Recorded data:
=====

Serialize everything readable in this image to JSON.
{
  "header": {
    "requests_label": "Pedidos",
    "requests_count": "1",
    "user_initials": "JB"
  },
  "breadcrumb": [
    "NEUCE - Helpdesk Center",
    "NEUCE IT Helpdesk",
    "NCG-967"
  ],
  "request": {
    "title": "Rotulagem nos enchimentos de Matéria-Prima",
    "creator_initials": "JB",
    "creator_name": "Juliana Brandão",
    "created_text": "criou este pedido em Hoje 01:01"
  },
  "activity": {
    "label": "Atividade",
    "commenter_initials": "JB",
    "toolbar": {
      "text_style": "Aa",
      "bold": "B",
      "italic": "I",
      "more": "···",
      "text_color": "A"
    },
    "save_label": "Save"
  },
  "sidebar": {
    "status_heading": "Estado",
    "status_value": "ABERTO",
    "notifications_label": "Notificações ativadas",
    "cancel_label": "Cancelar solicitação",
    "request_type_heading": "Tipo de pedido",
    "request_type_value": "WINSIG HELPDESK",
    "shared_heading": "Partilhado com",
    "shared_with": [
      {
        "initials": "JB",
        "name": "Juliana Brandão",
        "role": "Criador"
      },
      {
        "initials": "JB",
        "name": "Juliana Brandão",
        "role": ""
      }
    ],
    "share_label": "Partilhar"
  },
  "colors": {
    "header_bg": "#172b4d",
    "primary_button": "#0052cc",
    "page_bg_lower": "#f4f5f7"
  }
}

=====

> _TO DO_
Write out the full listing exactly as given.

> _SOLUTION TO THIS EXERCISE_
Serialize everything readable in this image to JSON.
{
  "header": {
    "requests_label": "Pedidos",
    "requests_count": "1",
    "user_initials": "JB"
  },
  "breadcrumb": [
    "NEUCE - Helpdesk Center",
    "NEUCE IT Helpdesk",
    "NCG-967"
  ],
  "request": {
    "title": "Rotulagem nos enchimentos de Matéria-Prima",
    "creator_initials": "JB",
    "creator_name": "Juliana Brandão",
    "created_text": "criou este pedido em Hoje 01:01"
  },
  "activity": {
    "label": "Atividade",
    "commenter_initials": "JB",
    "toolbar": {
      "text_style": "Aa",
      "bold": "B",
      "italic": "I",
      "more": "···",
      "text_color": "A"
    },
    "save_label": "Save"
  },
  "sidebar": {
    "status_heading": "Estado",
    "status_value": "ABERTO",
    "notifications_label": "Notificações ativadas",
    "cancel_label": "Cancelar solicitação",
    "request_type_heading": "Tipo de pedido",
    "request_type_value": "WINSIG HELPDESK",
    "shared_heading": "Partilhado com",
    "shared_with": [
      {
        "initials": "JB",
        "name": "Juliana Brandão",
        "role": "Criador"
      },
      {
        "initials": "JB",
        "name": "Juliana Brandão",
        "role": ""
      }
    ],
    "share_label": "Partilhar"
  },
  "colors": {
    "header_bg": "#172b4d",
    "primary_button": "#0052cc",
    "page_bg_lower": "#f4f5f7"
  }
}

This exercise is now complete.